** Document segment **

This page belongs to the User Guide of the DisTools Matlab package. It describes some of its commands. Links to other pages are listed above. More information can be found in the pages of the PRTools User Guide. Links are given at the bottom of this page.

The dissimilarity space is postulated as an Euclidean vector space. Objects are represented in this space as vectors of given dissimilarities to a representation set of other (or the same) objects. It can be treated in a similar way as the traditional feature space in which the features are defined as dissimilarities to the representation set.

Users have to decide whether they want to use a separate representation set, different from the training and test set. Alternatively they can use (a part of) the training set for representation and may even include test objects as there is no need that the representation objects are labeled. The main routine to organize this is genddat. Here are a few examples based on a square dissimilarity matrix D of size 100*100 with two classes of 40 respectively 60 objects and class priors 0.4 and 0.6. Dissimilarity trainsets DT and testsets DS with the same repset are generated.

% 60% for training, repset is trainset
[DT,DS] = genddat(D,0.6)

% DT is a 60 by 60 dataset with 2 classes: [24  36]
% DS is a 40 by 60 dataset with 2 classes: [16  24]

% 60% for training, 10% of the trainset for the repset
[DT,DS] = genddat(D,0.6,0.1)

** Given data **
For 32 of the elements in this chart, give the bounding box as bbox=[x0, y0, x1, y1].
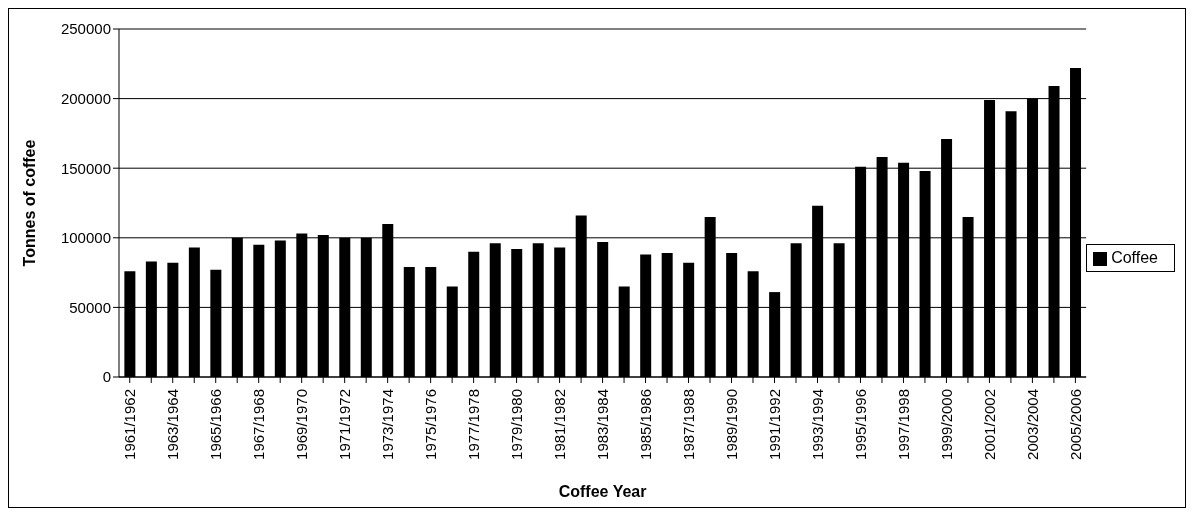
x-tick-label: 1995/1996 bbox=[851, 389, 869, 460]
x-tick-label: 1985/1986 bbox=[637, 389, 655, 460]
x-tick-label: 1983/1984 bbox=[594, 389, 612, 460]
x-tick-label: 1963/1964 bbox=[164, 389, 182, 460]
x-tick-label: 1977/1978 bbox=[465, 389, 483, 460]
x-tick-label: 2001/2002 bbox=[980, 389, 998, 460]
x-tick-label: 1973/1974 bbox=[379, 389, 397, 460]
x-tick-label: 1965/1966 bbox=[207, 389, 225, 460]
x-tick-label: 1971/1972 bbox=[336, 389, 354, 460]
y-tick-label: 0 bbox=[102, 368, 111, 386]
y-tick-label: 50000 bbox=[69, 298, 111, 316]
x-tick-label: 2005/2006 bbox=[1066, 389, 1084, 460]
x-tick-label: 1999/2000 bbox=[937, 389, 955, 460]
x-axis-title: Coffee Year bbox=[558, 483, 647, 500]
legend-label: Coffee bbox=[1111, 249, 1158, 266]
y-axis-title: Tonnes of coffee bbox=[20, 139, 38, 267]
x-tick-label: 1981/1982 bbox=[551, 389, 569, 460]
x-tick-label: 1979/1980 bbox=[508, 389, 526, 460]
x-tick-label: 1997/1998 bbox=[894, 389, 912, 460]
y-tick-label: 100000 bbox=[60, 229, 111, 247]
y-tick-label: 200000 bbox=[60, 89, 111, 107]
x-tick-label: 1991/1992 bbox=[766, 389, 784, 460]
x-tick-label: 1993/1994 bbox=[808, 389, 826, 460]
x-tick-label: 1967/1968 bbox=[250, 389, 268, 460]
x-tick-label: 1961/1962 bbox=[121, 389, 139, 460]
x-tick-label: 1987/1988 bbox=[680, 389, 698, 460]
x-tick-label: 1969/1970 bbox=[293, 389, 311, 460]
y-tick-label: 250000 bbox=[60, 20, 111, 38]
x-tick-label: 2003/2004 bbox=[1023, 389, 1041, 460]
y-tick-label: 150000 bbox=[60, 159, 111, 177]
x-tick-label: 1989/1990 bbox=[723, 389, 741, 460]
x-tick-label: 1975/1976 bbox=[422, 389, 440, 460]
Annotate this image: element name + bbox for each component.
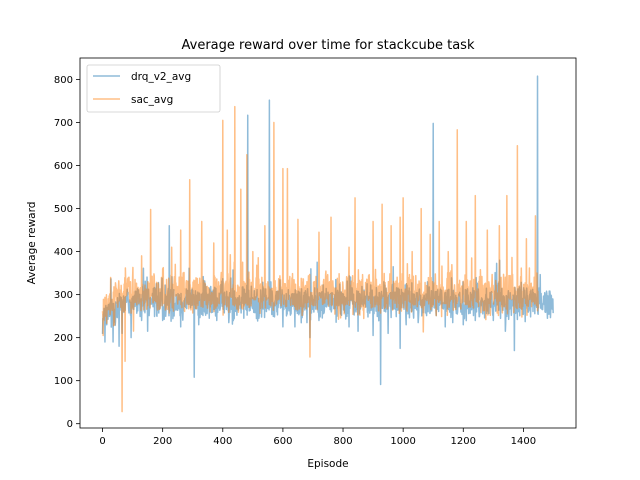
legend-box [86, 64, 221, 113]
plot-area-background [80, 58, 576, 428]
y-tick-label: 100 [54, 376, 73, 387]
x-tick-label: 1000 [390, 436, 415, 447]
plot-frame [79, 57, 577, 429]
x-tick-label: 200 [153, 436, 172, 447]
y-tick-label: 500 [54, 204, 73, 215]
x-axis: 0 200 400 600 800 1000 1200 1400 [99, 428, 536, 447]
x-axis-label: Episode [307, 458, 348, 470]
y-tick-label: 700 [54, 118, 73, 129]
y-tick-label: 200 [54, 333, 73, 344]
x-tick-label: 0 [99, 436, 105, 447]
legend-label-drq-v2-avg: drq_v2_avg [131, 71, 191, 83]
x-tick-label: 800 [333, 436, 352, 447]
legend: drq_v2_avg sac_avg [86, 64, 221, 113]
y-tick-label: 400 [54, 247, 73, 258]
x-tick-label: 1200 [451, 436, 476, 447]
y-tick-label: 800 [54, 75, 73, 86]
x-tick-label: 600 [273, 436, 292, 447]
x-tick-label: 400 [213, 436, 232, 447]
y-tick-label: 600 [54, 161, 73, 172]
chart-title: Average reward over time for stackcube t… [182, 38, 475, 53]
legend-label-sac-avg: sac_avg [131, 94, 173, 106]
x-tick-label: 1400 [511, 436, 536, 447]
y-tick-label: 0 [67, 419, 73, 430]
series-layer [101, 75, 554, 413]
y-axis-label: Average reward [26, 202, 38, 285]
y-tick-label: 300 [54, 290, 73, 301]
series-line-sac-avg [101, 105, 539, 413]
y-axis: 0 100 200 300 400 500 600 700 800 [54, 75, 80, 430]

** Request A **
Edit the passage on the dissimilarity space, starting at "The dissimilarity space" and ending at "the representation set.", with "feature space" replaced by "attribute space".
** Request B **
Continue the DisTools guide text on the dissimilarity space from the point where it stops.
The material has no role in this work.

** Written reply A **
The dissimilarity space is postulated as an Euclidean vector space. Objects are represented in this space as vectors of given dissimilarities to a representation set of other (or the same) objects. It can be treated in a similar way as the traditional attribute space in which the features are defined as dissimilarities to the representation set.

** Written reply B **
% DT is a 60 by 7 dataset with 2 classes: [24  36]
% DS is a 40 by 7 dataset with 2 classes: [16  24]
% Note that fractions in numbers of objects are rounded up.

% 60% for training, 0% of the trainset, 10% of the testset for the repset
[DT,DS] = genddat(D,0.6,0,0.1)
% DT is a 60 by 5 dataset with 2 classes: [24  36]
% DS is a 40 by 5 dataset with 2 classes: [16  24]

% similar, but exclude repset from testset
[DT,DS] = genddat(D,0.6,0,0.1,'ex')
% DT is a 60 by 5 dataset with 2 classes: [24  36]
% DS is a 35 by 5 dataset with 2 classes: [14  21]

Once a training set is available by a dissimilarity matrix stored as a dataset DT, it is interpreted in the dissimilarity space approach as a set of training vectors. In principle any classifier suitable for a traditional feature space can be used here as well. An independent test set represented in the same space by DS can be used for evaluation.

The strength of this approach is that it can be used for any dissimilarity measure, Euclidean, non-Euclidean, metric, non-metric, symmetric or non-symmetric. A drawback is that by this generality the characteristic of the dissimilarity values themselves (positive numbers with the meaning that smaller values indicate more similar objects) is not used. A second drawback is that the dimensionalities can be large, e.g. as large as the training set or even larger (possibly causing high correlations as well). This should be taken into account in the training of classifiers.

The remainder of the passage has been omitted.